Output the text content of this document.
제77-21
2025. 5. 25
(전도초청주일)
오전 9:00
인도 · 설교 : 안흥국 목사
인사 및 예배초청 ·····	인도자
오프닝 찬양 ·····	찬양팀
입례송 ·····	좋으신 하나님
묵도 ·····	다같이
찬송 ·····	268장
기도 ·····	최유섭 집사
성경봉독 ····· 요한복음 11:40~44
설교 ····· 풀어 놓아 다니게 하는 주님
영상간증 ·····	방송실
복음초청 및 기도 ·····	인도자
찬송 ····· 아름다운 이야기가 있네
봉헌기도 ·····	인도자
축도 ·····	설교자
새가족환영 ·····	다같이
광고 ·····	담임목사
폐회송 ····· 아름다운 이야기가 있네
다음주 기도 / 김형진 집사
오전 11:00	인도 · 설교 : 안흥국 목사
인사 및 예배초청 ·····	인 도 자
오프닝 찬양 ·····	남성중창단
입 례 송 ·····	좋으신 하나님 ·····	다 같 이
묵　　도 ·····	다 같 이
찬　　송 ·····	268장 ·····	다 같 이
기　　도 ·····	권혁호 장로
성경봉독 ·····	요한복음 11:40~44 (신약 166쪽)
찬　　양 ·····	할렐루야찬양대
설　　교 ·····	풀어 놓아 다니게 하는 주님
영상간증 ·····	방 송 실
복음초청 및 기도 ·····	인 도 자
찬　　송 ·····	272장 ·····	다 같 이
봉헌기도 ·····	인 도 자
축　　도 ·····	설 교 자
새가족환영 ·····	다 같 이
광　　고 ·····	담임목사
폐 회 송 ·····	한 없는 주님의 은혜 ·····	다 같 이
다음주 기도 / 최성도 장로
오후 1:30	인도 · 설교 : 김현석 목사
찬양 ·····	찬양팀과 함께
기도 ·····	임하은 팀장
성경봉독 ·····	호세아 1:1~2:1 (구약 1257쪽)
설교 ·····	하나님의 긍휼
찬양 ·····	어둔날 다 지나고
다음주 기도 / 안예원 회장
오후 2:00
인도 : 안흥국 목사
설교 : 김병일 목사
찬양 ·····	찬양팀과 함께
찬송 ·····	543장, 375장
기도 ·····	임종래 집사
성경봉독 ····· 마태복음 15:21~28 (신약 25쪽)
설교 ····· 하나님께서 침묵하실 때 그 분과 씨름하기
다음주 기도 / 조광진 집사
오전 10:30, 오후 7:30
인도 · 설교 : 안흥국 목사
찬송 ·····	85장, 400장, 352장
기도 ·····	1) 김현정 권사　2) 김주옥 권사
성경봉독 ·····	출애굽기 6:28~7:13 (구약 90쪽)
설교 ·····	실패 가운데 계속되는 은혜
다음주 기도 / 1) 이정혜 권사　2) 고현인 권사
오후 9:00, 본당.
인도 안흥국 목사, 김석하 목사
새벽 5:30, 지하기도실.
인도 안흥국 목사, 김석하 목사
*-*-*
» **What you will do**
From the listing above, report the number of lines containing the string "요한복음", without any accompanying remarks.

» **Task answer**
2